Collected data
┌──

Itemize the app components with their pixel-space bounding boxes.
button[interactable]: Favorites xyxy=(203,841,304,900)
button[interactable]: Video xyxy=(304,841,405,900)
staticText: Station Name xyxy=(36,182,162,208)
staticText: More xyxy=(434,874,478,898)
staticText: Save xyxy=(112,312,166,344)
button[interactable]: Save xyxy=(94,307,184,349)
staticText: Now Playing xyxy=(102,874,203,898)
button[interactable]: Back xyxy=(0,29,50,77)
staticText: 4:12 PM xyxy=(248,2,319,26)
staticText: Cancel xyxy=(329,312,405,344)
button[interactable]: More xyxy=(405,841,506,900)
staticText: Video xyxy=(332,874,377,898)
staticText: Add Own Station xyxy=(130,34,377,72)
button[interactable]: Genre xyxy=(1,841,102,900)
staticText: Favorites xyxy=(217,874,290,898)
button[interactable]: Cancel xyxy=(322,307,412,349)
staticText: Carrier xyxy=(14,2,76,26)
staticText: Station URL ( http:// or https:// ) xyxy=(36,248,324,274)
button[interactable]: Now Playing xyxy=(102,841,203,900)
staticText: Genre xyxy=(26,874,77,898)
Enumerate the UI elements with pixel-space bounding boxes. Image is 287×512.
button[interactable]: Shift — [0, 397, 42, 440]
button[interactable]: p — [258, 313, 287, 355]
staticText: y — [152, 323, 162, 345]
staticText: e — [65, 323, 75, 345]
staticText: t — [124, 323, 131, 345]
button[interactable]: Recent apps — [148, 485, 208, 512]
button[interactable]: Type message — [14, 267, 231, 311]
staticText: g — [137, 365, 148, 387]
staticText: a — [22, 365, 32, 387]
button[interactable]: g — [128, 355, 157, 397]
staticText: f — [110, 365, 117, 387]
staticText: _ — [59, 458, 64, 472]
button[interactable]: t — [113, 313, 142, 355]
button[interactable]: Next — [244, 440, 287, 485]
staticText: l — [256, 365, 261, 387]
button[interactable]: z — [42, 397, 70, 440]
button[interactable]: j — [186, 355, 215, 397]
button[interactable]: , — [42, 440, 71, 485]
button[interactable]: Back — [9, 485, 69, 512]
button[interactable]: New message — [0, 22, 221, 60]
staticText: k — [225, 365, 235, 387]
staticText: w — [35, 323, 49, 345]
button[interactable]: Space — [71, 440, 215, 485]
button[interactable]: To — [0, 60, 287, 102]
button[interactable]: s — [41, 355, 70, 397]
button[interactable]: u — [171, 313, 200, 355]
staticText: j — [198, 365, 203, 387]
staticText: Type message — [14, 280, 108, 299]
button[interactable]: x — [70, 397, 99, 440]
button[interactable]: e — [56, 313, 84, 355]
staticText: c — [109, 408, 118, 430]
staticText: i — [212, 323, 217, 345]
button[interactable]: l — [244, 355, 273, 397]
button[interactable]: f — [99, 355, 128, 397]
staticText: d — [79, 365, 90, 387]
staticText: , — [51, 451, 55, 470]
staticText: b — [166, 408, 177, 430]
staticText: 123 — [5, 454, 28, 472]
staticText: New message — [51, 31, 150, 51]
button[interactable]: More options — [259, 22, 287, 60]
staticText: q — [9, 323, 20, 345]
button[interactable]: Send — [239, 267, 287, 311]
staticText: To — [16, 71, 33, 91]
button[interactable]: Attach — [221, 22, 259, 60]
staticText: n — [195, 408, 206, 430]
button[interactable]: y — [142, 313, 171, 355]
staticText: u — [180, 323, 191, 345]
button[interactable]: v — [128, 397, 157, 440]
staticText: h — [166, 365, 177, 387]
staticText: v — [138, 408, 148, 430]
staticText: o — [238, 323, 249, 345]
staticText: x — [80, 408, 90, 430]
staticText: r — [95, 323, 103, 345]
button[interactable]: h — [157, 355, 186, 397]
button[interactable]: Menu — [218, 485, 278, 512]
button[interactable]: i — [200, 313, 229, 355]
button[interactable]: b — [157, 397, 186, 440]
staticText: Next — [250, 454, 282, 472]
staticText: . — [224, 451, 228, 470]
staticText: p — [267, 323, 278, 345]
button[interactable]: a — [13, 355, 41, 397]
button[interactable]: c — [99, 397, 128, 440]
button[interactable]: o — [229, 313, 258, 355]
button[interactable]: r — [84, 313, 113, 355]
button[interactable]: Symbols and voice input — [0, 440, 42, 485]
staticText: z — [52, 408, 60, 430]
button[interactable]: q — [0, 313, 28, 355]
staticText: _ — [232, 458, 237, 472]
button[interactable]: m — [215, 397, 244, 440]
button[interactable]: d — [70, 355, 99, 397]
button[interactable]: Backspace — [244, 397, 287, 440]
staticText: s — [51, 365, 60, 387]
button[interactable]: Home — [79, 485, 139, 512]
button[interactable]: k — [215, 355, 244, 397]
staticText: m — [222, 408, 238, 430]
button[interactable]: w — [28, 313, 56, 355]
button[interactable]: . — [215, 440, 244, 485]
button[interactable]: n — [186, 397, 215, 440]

└──

Requirement -
Can you put these lines into a Markdown table with the columns "No." and "Line", giving each line its own numbered row and leaving out any blank lines?

Solved exercise -
| No. | Line |
|---|---|
| 1 | Itemize the app components with their pixel-space bounding boxes. |
| 2 | button[interactable]: Favorites xyxy=(203,841,304,900) |
| 3 | button[interactable]: Video xyxy=(304,841,405,900) |
| 4 | staticText: Station Name xyxy=(36,182,162,208) |
| 5 | staticText: More xyxy=(434,874,478,898) |
| 6 | staticText: Save xyxy=(112,312,166,344) |
| 7 | button[interactable]: Save xyxy=(94,307,184,349) |
| 8 | staticText: Now Playing xyxy=(102,874,203,898) |
| 9 | button[interactable]: Back xyxy=(0,29,50,77) |
| 10 | staticText: 4:12 PM xyxy=(248,2,319,26) |
| 11 | staticText: Cancel xyxy=(329,312,405,344) |
| 12 | button[interactable]: More xyxy=(405,841,506,900) |
| 13 | staticText: Video xyxy=(332,874,377,898) |
| 14 | staticText: Add Own Station xyxy=(130,34,377,72) |
| 15 | button[interactable]: Genre xyxy=(1,841,102,900) |
| 16 | staticText: Favorites xyxy=(217,874,290,898) |
| 17 | button[interactable]: Cancel xyxy=(322,307,412,349) |
| 18 | staticText: Carrier xyxy=(14,2,76,26) |
| 19 | staticText: Station URL ( http:// or https:// ) xyxy=(36,248,324,274) |
| 20 | button[interactable]: Now Playing xyxy=(102,841,203,900) |
| 21 | staticText: Genre xyxy=(26,874,77,898) |
| 22 | Enumerate the UI elements with pixel-space bounding boxes. Image is 287×512. |
| 23 | button[interactable]: Shift — [0, 397, 42, 440] |
| 24 | button[interactable]: p — [258, 313, 287, 355] |
| 25 | staticText: y — [152, 323, 162, 345] |
| 26 | staticText: e — [65, 323, 75, 345] |
| 27 | staticText: t — [124, 323, 131, 345] |
| 28 | button[interactable]: Recent apps — [148, 485, 208, 512] |
| 29 | button[interactable]: Type message — [14, 267, 231, 311] |
| 30 | staticText: g — [137, 365, 148, 387] |
| 31 | staticText: a — [22, 365, 32, 387] |
| 32 | button[interactable]: g — [128, 355, 157, 397] |
| 33 | staticText: f — [110, 365, 117, 387] |
| 34 | staticText: _ — [59, 458, 64, 472] |
| 35 | button[interactable]: t — [113, 313, 142, 355] |
| 36 | button[interactable]: Next — [244, 440, 287, 485] |
| 37 | staticText: l — [256, 365, 261, 387] |
| 38 | button[interactable]: z — [42, 397, 70, 440] |
| 39 | button[interactable]: j — [186, 355, 215, 397] |
| 40 | button[interactable]: , — [42, 440, 71, 485] |
| 41 | button[interactable]: Back — [9, 485, 69, 512] |
| 42 | button[interactable]: New message — [0, 22, 221, 60] |
| 43 | staticText: k — [225, 365, 235, 387] |
| 44 | staticText: w — [35, 323, 49, 345] |
| 45 | button[interactable]: Space — [71, 440, 215, 485] |
| 46 | button[interactable]: To — [0, 60, 287, 102] |
| 47 | button[interactable]: s — [41, 355, 70, 397] |
| 48 | button[interactable]: u — [171, 313, 200, 355] |
| 49 | staticText: j — [198, 365, 203, 387] |
| 50 | staticText: Type message — [14, 280, 108, 299] |
| 51 | button[interactable]: x — [70, 397, 99, 440] |
| 52 | button[interactable]: e — [56, 313, 84, 355] |
| 53 | staticText: c — [109, 408, 118, 430] |
| 54 | staticText: i — [212, 323, 217, 345] |
| 55 | button[interactable]: l — [244, 355, 273, 397] |
| 56 | button[interactable]: f — [99, 355, 128, 397] |
| 57 | staticText: d — [79, 365, 90, 387] |
| 58 | staticText: , — [51, 451, 55, 470] |
| 59 | staticText: b — [166, 408, 177, 430] |
| 60 | staticText: 123 — [5, 454, 28, 472] |
| 61 | staticText: New message — [51, 31, 150, 51] |
| 62 | button[interactable]: More options — [259, 22, 287, 60] |
| 63 | staticText: q — [9, 323, 20, 345] |
| 64 | button[interactable]: Send — [239, 267, 287, 311] |
| 65 | staticText: To — [16, 71, 33, 91] |
| 66 | button[interactable]: Attach — [221, 22, 259, 60] |
| 67 | staticText: n — [195, 408, 206, 430] |
| 68 | button[interactable]: y — [142, 313, 171, 355] |
| 69 | staticText: u — [180, 323, 191, 345] |
| 70 | button[interactable]: v — [128, 397, 157, 440] |
| 71 | staticText: h — [166, 365, 177, 387] |
| 72 | staticText: v — [138, 408, 148, 430] |
| 73 | staticText: o — [238, 323, 249, 345] |
| 74 | staticText: x — [80, 408, 90, 430] |
| 75 | staticText: r — [95, 323, 103, 345] |
| 76 | button[interactable]: h — [157, 355, 186, 397] |
| 77 | button[interactable]: Menu — [218, 485, 278, 512] |
| 78 | button[interactable]: i — [200, 313, 229, 355] |
| 79 | button[interactable]: b — [157, 397, 186, 440] |
| 80 | staticText: Next — [250, 454, 282, 472] |
| 81 | staticText: . — [224, 451, 228, 470] |
| 82 | staticText: p — [267, 323, 278, 345] |
| 83 | button[interactable]: a — [13, 355, 41, 397] |
| 84 | button[interactable]: c — [99, 397, 128, 440] |
| 85 | button[interactable]: o — [229, 313, 258, 355] |
| 86 | button[interactable]: r — [84, 313, 113, 355] |
| 87 | button[interactable]: Symbols and voice input — [0, 440, 42, 485] |
| 88 | staticText: z — [52, 408, 60, 430] |
| 89 | button[interactable]: q — [0, 313, 28, 355] |
| 90 | staticText: _ — [232, 458, 237, 472] |
| 91 | button[interactable]: m — [215, 397, 244, 440] |
| 92 | button[interactable]: d — [70, 355, 99, 397] |
| 93 | button[interactable]: Backspace — [244, 397, 287, 440] |
| 94 | staticText: s — [51, 365, 60, 387] |
| 95 | button[interactable]: Home — [79, 485, 139, 512] |
| 96 | button[interactable]: k — [215, 355, 244, 397] |
| 97 | staticText: m — [222, 408, 238, 430] |
| 98 | button[interactable]: w — [28, 313, 56, 355] |
| 99 | button[interactable]: . — [215, 440, 244, 485] |
| 100 | button[interactable]: n — [186, 397, 215, 440] |